#### [WHAT IS REQUIRED]
Copy every line of the listing that holds the string "grid".
┌──
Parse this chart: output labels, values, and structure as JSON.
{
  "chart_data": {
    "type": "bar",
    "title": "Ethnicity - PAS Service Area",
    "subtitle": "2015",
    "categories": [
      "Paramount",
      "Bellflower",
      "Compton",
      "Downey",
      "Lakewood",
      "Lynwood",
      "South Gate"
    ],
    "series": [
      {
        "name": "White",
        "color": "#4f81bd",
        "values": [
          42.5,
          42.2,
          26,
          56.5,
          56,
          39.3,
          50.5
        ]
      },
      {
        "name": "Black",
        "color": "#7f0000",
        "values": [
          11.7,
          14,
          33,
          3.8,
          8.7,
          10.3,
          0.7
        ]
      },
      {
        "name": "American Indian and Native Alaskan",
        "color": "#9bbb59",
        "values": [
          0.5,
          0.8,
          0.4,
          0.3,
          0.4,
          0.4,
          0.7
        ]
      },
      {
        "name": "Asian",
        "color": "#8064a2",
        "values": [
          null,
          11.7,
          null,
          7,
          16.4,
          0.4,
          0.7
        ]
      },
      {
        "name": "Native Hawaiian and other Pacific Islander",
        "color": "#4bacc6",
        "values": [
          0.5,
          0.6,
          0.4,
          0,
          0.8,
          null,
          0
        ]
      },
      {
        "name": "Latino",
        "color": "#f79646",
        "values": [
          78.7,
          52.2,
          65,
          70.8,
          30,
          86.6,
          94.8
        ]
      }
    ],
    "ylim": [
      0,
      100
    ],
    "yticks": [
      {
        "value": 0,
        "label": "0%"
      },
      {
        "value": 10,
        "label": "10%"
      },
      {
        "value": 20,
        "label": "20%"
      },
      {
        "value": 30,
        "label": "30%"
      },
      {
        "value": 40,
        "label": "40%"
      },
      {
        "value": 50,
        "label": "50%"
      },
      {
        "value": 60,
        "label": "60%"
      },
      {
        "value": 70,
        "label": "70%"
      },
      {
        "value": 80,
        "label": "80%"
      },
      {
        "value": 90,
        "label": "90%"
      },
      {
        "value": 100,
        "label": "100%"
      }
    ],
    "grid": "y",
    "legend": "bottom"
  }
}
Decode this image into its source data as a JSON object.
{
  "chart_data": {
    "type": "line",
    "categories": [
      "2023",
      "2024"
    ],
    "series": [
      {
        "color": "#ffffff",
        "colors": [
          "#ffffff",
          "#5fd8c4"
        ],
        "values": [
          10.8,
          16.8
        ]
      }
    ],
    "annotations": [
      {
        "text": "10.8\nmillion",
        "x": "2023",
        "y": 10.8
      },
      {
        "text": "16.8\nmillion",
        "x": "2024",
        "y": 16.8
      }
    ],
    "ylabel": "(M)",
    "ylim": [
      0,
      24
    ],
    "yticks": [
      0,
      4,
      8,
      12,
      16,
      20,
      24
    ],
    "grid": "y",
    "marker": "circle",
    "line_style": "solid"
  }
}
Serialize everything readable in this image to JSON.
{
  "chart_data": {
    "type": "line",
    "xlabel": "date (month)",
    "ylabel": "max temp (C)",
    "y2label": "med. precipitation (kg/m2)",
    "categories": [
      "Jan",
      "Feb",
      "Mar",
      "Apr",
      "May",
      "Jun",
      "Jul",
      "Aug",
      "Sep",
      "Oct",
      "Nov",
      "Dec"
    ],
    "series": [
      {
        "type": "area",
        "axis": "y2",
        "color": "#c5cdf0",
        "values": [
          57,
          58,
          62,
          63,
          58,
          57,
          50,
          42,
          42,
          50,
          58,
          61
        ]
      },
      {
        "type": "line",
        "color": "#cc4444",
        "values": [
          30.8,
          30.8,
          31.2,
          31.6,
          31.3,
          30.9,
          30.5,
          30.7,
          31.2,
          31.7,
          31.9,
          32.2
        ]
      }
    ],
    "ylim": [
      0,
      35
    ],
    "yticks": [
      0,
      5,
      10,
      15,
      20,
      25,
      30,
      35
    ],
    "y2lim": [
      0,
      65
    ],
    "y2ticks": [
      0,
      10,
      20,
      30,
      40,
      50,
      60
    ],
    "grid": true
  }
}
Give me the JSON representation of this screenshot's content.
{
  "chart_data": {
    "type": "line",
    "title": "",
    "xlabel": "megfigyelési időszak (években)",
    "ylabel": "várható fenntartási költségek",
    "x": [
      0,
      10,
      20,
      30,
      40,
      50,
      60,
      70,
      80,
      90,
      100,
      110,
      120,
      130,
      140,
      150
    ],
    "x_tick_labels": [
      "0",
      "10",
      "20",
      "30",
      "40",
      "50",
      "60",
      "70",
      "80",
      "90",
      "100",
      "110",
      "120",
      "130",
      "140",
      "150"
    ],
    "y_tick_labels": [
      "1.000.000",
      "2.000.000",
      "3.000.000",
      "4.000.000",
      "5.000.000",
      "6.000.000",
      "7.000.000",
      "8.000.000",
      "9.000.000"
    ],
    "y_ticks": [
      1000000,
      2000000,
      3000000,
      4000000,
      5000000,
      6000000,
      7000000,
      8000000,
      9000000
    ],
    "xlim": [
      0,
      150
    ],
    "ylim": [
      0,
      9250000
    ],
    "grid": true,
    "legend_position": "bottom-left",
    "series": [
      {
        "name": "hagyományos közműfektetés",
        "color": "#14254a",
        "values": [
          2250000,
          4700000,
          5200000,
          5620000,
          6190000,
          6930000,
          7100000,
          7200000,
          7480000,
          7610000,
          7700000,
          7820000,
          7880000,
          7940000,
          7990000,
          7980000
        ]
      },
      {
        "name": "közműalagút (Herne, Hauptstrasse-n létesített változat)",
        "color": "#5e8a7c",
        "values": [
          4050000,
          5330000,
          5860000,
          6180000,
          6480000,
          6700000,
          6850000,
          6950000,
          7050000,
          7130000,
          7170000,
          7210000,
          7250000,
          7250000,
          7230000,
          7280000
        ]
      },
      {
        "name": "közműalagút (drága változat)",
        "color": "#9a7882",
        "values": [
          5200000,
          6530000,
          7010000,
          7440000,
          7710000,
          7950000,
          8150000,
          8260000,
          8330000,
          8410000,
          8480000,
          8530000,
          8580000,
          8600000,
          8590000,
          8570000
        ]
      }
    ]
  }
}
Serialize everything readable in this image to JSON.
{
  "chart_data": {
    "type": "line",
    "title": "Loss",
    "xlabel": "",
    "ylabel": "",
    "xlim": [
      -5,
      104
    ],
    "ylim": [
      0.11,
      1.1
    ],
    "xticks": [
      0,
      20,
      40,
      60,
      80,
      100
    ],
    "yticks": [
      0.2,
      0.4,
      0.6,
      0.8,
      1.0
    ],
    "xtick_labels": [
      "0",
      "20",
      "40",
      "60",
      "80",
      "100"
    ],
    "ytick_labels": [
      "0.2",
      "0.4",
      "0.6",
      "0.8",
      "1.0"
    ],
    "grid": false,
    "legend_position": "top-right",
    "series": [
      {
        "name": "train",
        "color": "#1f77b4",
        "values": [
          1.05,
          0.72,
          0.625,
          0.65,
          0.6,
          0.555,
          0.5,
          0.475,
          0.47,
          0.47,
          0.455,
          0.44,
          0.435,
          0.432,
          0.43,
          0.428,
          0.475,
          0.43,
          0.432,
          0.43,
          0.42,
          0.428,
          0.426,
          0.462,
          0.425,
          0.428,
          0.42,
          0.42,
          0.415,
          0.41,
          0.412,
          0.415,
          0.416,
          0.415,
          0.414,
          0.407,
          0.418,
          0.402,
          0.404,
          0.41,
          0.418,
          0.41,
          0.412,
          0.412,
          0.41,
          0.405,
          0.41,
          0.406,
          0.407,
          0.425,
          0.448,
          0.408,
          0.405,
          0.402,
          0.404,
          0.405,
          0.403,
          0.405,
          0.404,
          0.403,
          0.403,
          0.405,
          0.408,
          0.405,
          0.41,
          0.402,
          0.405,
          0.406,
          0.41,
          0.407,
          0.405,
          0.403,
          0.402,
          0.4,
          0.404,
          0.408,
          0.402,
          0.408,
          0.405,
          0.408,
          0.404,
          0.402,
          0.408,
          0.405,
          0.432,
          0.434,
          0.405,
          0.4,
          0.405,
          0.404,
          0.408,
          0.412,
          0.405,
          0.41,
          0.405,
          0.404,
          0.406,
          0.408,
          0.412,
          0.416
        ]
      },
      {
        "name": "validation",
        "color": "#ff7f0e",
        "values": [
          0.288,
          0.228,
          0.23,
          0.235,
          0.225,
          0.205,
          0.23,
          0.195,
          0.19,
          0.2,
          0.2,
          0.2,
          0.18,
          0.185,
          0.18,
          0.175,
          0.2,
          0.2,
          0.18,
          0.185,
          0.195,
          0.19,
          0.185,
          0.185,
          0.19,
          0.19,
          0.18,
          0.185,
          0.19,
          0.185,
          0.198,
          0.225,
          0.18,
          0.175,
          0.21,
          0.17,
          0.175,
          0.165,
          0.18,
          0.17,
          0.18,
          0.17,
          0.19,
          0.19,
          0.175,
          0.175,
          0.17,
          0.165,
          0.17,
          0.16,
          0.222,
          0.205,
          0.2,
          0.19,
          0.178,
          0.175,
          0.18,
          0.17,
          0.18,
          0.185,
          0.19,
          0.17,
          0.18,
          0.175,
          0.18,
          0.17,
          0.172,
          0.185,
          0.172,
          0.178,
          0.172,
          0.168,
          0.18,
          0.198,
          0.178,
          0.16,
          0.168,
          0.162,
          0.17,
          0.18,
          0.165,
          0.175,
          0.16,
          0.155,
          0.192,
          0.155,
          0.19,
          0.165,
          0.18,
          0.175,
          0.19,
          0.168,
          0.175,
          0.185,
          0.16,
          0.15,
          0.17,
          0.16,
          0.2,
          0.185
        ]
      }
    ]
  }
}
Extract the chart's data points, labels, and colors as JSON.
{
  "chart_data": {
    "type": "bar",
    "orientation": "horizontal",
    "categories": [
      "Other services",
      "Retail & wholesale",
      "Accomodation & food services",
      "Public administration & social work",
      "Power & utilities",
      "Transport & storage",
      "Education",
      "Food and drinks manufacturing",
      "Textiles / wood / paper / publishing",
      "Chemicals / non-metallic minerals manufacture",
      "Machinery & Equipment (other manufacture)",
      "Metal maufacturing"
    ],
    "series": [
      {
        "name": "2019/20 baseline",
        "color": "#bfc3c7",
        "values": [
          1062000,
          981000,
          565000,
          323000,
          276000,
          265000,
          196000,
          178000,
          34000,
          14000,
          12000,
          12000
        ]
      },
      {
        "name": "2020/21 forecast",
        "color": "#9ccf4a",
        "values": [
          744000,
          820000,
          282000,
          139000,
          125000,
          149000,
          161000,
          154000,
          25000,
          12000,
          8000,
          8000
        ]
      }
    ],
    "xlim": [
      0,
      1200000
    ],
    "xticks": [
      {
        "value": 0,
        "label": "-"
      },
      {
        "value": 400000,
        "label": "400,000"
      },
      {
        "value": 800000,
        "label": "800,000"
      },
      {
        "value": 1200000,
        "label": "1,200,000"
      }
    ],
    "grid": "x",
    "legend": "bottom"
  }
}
└──
#### [EXERCISE SOLUTION]
    "grid": "y",
    "grid": "y",
    "grid": true
    "grid": true,
    "grid": false,
    "grid": "x",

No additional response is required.